> What to do
Repeat every line below exactly as it reads.

> Raw data

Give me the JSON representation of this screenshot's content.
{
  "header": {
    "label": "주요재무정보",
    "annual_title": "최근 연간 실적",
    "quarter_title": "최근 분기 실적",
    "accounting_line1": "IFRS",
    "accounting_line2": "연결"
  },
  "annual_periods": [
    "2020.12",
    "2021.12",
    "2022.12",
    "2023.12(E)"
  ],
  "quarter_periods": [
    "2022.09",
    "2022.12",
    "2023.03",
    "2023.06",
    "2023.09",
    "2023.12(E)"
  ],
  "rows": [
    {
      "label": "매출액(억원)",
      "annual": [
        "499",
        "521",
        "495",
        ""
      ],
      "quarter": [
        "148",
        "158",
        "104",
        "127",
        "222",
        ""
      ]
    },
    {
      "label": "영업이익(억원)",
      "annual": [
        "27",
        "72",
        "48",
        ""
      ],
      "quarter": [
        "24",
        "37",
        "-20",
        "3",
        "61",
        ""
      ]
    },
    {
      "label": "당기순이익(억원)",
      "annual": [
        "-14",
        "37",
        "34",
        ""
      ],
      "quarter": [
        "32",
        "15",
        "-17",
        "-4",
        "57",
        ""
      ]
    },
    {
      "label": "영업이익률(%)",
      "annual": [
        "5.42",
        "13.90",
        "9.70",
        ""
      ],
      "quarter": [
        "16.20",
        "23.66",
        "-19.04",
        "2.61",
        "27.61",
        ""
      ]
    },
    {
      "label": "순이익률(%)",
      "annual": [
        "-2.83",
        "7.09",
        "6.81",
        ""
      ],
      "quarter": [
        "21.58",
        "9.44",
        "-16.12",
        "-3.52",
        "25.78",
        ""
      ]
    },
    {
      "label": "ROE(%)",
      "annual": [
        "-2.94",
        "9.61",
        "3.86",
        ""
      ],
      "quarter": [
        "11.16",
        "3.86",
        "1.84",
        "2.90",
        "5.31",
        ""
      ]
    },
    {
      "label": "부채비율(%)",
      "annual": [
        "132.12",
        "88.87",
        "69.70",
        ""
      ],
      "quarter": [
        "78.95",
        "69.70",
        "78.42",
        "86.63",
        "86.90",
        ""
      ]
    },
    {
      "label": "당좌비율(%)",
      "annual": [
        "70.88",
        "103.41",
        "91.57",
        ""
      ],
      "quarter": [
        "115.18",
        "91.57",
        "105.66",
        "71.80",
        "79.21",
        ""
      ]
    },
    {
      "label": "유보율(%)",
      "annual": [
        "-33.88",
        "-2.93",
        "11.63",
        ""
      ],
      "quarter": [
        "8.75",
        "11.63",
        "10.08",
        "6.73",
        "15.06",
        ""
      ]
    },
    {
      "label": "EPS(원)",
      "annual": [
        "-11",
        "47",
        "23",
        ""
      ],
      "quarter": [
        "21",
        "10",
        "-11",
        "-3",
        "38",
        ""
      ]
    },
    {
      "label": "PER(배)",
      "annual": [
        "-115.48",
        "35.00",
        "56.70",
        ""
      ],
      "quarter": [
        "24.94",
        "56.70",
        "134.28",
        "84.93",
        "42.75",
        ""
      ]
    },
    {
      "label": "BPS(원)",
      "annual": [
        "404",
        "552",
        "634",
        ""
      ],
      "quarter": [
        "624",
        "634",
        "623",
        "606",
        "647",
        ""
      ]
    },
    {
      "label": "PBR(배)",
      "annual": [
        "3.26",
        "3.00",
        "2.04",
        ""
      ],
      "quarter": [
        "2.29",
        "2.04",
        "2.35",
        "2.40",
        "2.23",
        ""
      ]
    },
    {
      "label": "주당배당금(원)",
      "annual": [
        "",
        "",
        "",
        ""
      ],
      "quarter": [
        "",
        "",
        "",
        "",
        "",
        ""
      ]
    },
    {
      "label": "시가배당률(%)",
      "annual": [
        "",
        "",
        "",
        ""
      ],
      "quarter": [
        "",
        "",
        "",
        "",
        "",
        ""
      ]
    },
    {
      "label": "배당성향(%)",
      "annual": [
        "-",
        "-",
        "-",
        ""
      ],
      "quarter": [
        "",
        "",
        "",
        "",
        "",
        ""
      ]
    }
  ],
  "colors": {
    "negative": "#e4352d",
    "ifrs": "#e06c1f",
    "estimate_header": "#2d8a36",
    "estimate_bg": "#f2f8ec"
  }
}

> Written reply
Give me the JSON representation of this screenshot's content.
{
  "header": {
    "label": "주요재무정보",
    "annual_title": "최근 연간 실적",
    "quarter_title": "최근 분기 실적",
    "accounting_line1": "IFRS",
    "accounting_line2": "연결"
  },
  "annual_periods": [
    "2020.12",
    "2021.12",
    "2022.12",
    "2023.12(E)"
  ],
  "quarter_periods": [
    "2022.09",
    "2022.12",
    "2023.03",
    "2023.06",
    "2023.09",
    "2023.12(E)"
  ],
  "rows": [
    {
      "label": "매출액(억원)",
      "annual": [
        "499",
        "521",
        "495",
        ""
      ],
      "quarter": [
        "148",
        "158",
        "104",
        "127",
        "222",
        ""
      ]
    },
    {
      "label": "영업이익(억원)",
      "annual": [
        "27",
        "72",
        "48",
        ""
      ],
      "quarter": [
        "24",
        "37",
        "-20",
        "3",
        "61",
        ""
      ]
    },
    {
      "label": "당기순이익(억원)",
      "annual": [
        "-14",
        "37",
        "34",
        ""
      ],
      "quarter": [
        "32",
        "15",
        "-17",
        "-4",
        "57",
        ""
      ]
    },
    {
      "label": "영업이익률(%)",
      "annual": [
        "5.42",
        "13.90",
        "9.70",
        ""
      ],
      "quarter": [
        "16.20",
        "23.66",
        "-19.04",
        "2.61",
        "27.61",
        ""
      ]
    },
    {
      "label": "순이익률(%)",
      "annual": [
        "-2.83",
        "7.09",
        "6.81",
        ""
      ],
      "quarter": [
        "21.58",
        "9.44",
        "-16.12",
        "-3.52",
        "25.78",
        ""
      ]
    },
    {
      "label": "ROE(%)",
      "annual": [
        "-2.94",
        "9.61",
        "3.86",
        ""
      ],
      "quarter": [
        "11.16",
        "3.86",
        "1.84",
        "2.90",
        "5.31",
        ""
      ]
    },
    {
      "label": "부채비율(%)",
      "annual": [
        "132.12",
        "88.87",
        "69.70",
        ""
      ],
      "quarter": [
        "78.95",
        "69.70",
        "78.42",
        "86.63",
        "86.90",
        ""
      ]
    },
    {
      "label": "당좌비율(%)",
      "annual": [
        "70.88",
        "103.41",
        "91.57",
        ""
      ],
      "quarter": [
        "115.18",
        "91.57",
        "105.66",
        "71.80",
        "79.21",
        ""
      ]
    },
    {
      "label": "유보율(%)",
      "annual": [
        "-33.88",
        "-2.93",
        "11.63",
        ""
      ],
      "quarter": [
        "8.75",
        "11.63",
        "10.08",
        "6.73",
        "15.06",
        ""
      ]
    },
    {
      "label": "EPS(원)",
      "annual": [
        "-11",
        "47",
        "23",
        ""
      ],
      "quarter": [
        "21",
        "10",
        "-11",
        "-3",
        "38",
        ""
      ]
    },
    {
      "label": "PER(배)",
      "annual": [
        "-115.48",
        "35.00",
        "56.70",
        ""
      ],
      "quarter": [
        "24.94",
        "56.70",
        "134.28",
        "84.93",
        "42.75",
        ""
      ]
    },
    {
      "label": "BPS(원)",
      "annual": [
        "404",
        "552",
        "634",
        ""
      ],
      "quarter": [
        "624",
        "634",
        "623",
        "606",
        "647",
        ""
      ]
    },
    {
      "label": "PBR(배)",
      "annual": [
        "3.26",
        "3.00",
        "2.04",
        ""
      ],
      "quarter": [
        "2.29",
        "2.04",
        "2.35",
        "2.40",
        "2.23",
        ""
      ]
    },
    {
      "label": "주당배당금(원)",
      "annual": [
        "",
        "",
        "",
        ""
      ],
      "quarter": [
        "",
        "",
        "",
        "",
        "",
        ""
      ]
    },
    {
      "label": "시가배당률(%)",
      "annual": [
        "",
        "",
        "",
        ""
      ],
      "quarter": [
        "",
        "",
        "",
        "",
        "",
        ""
      ]
    },
    {
      "label": "배당성향(%)",
      "annual": [
        "-",
        "-",
        "-",
        ""
      ],
      "quarter": [
        "",
        "",
        "",
        "",
        "",
        ""
      ]
    }
  ],
  "colors": {
    "negative": "#e4352d",
    "ifrs": "#e06c1f",
    "estimate_header": "#2d8a36",
    "estimate_bg": "#f2f8ec"
  }
}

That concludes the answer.